**Fragmento de texto**
La libertad positiva o “libertad para” es la capacidad que tenemos “para” proponernos fines y realizarlos. Como ya se podrá imaginar ambos conceptos están íntimamente ligados (aunque no sean lo mismo): la libertad negativa sólo puede existir si existe la positiva; sólo nos daremos cuenta de que tenemos grilletes (ausencia de libertad negativa) si queremos e intentamos movernos (libertad positiva). Libertad positiva es un sinónimo de “voluntad libre” o “libre albedrío” (término sobre el cual ya hemos hablado en la pincelada sobre la voluntad), sin embargo y pese a las advertencias de los filósofos, tiende a confundirse con la voluntad individual o personal, sin distinguir si ésta es racional, autónoma. Es decir, se suele entender por libertad positiva aquella voluntad que se experimenta como propia, sin coacción externa, al margen de su racionalidad. 

Fue Kant el que mejor sistematizó la diferencia entre la voluntad racional y la que no lo es a través de los términos “voluntad autónoma” (racional) y “voluntad heterónoma” (la que procede de los apetitos, deseos, inclinaciones, o de otros individuos y normas sociales). Pero esta distinción queda borrada con el vitalismo e irracionalismo de Nietzsche y su “voluntad de poder”. Las reivindicaciones sociales de los 60, especialmente en el movimiento Hippie y en Mayo del 68, con su exaltación del deseo, lo que hicieron fue reclamar la libertad negativa que surgía de ese modo de entender la voluntad y la  libertad positiva, así que al final (siglo XXI) hemos llegado a un concepto de libertad similar al de “hacer lo que a uno le dé la gana”, lo que hasta hace poco se denominaba, en castellano, “libertinaje”. 

Ahora bien, ¿no existe un término medio entre la liberación completa del deseo, propugnada por los ascetas de todas las culturas antes que por Kant (aunque decir esto de Kant es decir demasiado) y el libertinaje nietzscheano? Pues parece que no, parece que se trata de un todo o nada, lo cual tampoco es preocupante si ese término medio lo situamos en el ámbito de la libertad negativa, es decir, en el “qué nos dejan hacer y qué no”. Desde este punto de vista John Stuart Mill en su ensayo “Sobre la Libertad” ya había previsto como poner coto a dicho libertinaje: desde su concepción utilitarista de la moral, la libertad positiva podría ser todo lo heterónoma o irracional que se quisiera mientras que su puesta en práctica no causara daño a ningún otro individuo; es aquel famoso “mi libertad termina donde empieza la de los demás”.

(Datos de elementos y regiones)

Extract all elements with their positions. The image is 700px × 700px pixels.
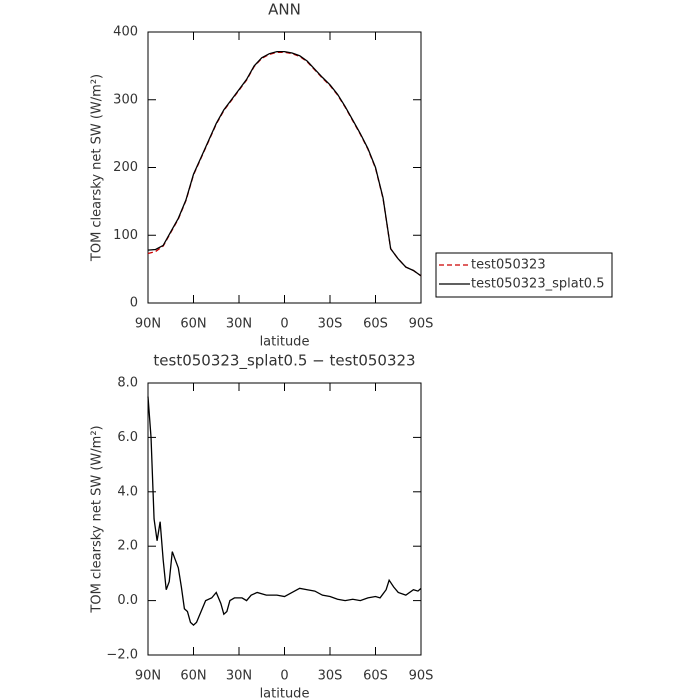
data-line [147,396,422,626]
y-axis-label: TOM clearsky net SW (W/m²) [90,74,105,262]
y-tick-label: 300 [113,92,138,107]
x-tick-label: 60S [363,317,388,332]
legend-label: test050323 [471,258,546,273]
y-axis-label: TOM clearsky net SW (W/m²) [90,425,105,613]
x-tick-label: 60N [180,669,206,684]
data-line [147,51,422,277]
x-tick-label: 60N [180,317,206,332]
x-tick-label: 60S [363,669,388,684]
x-axis-label: latitude [260,335,310,350]
y-tick-label: 0 [130,296,138,311]
x-tick-label: 90S [409,317,434,332]
legend-box [435,252,613,298]
y-tick-label: 400 [113,25,138,40]
chart-title: ANN [268,1,301,19]
x-tick-label: 0 [280,317,288,332]
x-tick-label: 90N [135,669,161,684]
x-tick-label: 30S [318,317,343,332]
x-tick-label: 0 [280,669,288,684]
data-line [147,51,422,277]
y-tick-label: −2.0 [106,648,138,663]
x-tick-label: 30N [226,669,252,684]
x-axis-label: latitude [260,687,310,700]
y-tick-label: 8.0 [117,376,138,391]
y-tick-label: 100 [113,228,138,243]
chart-title: test050323_splat0.5 − test050323 [153,352,415,371]
x-tick-label: 30N [226,317,252,332]
legend-label: test050323_splat0.5 [471,277,604,292]
x-tick-label: 90N [135,317,161,332]
y-tick-label: 200 [113,160,138,175]
plot-frame [147,382,422,656]
y-tick-label: 0.0 [117,593,138,608]
y-tick-label: 2.0 [117,539,138,554]
x-tick-label: 30S [318,669,343,684]
y-tick-label: 4.0 [117,484,138,499]
x-tick-label: 90S [409,669,434,684]
y-tick-label: 6.0 [117,430,138,445]
plot-frame [147,31,422,304]
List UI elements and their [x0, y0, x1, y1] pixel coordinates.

**Enunciado de la tarea**
Prosiga el texto sobre la libertad positiva y la libertad negativa a partir de su última oración.

**Resultado**
Y aquí surge un problema: ¿qué se entiende por daño? Es evidente (al margen de relativismos absurdos) que la violación de una mujer es un daño para ella; también lo son el asesinato o los ataques físicos, pero si entramos en el terreno de la moral y las emociones, la distinción es más complicada:
  • Si dos personas homosexuales caminan juntas de la mano haciendo “ostentación” de su condición sexual, ¿pueden producir un daño moral a los ancianos? ¿Y a los niños? ¿Y si en vez de ser homosexuales son drogadictos?
  • Y si nos vamos de casa con la oposición de nuestra madre. ¿Podemos causarle un “daño emocional” que acabe en depresión?
  • Y si abandonamos a nuestra pareja por otra persona. ¿No le causaremos un daño emocional?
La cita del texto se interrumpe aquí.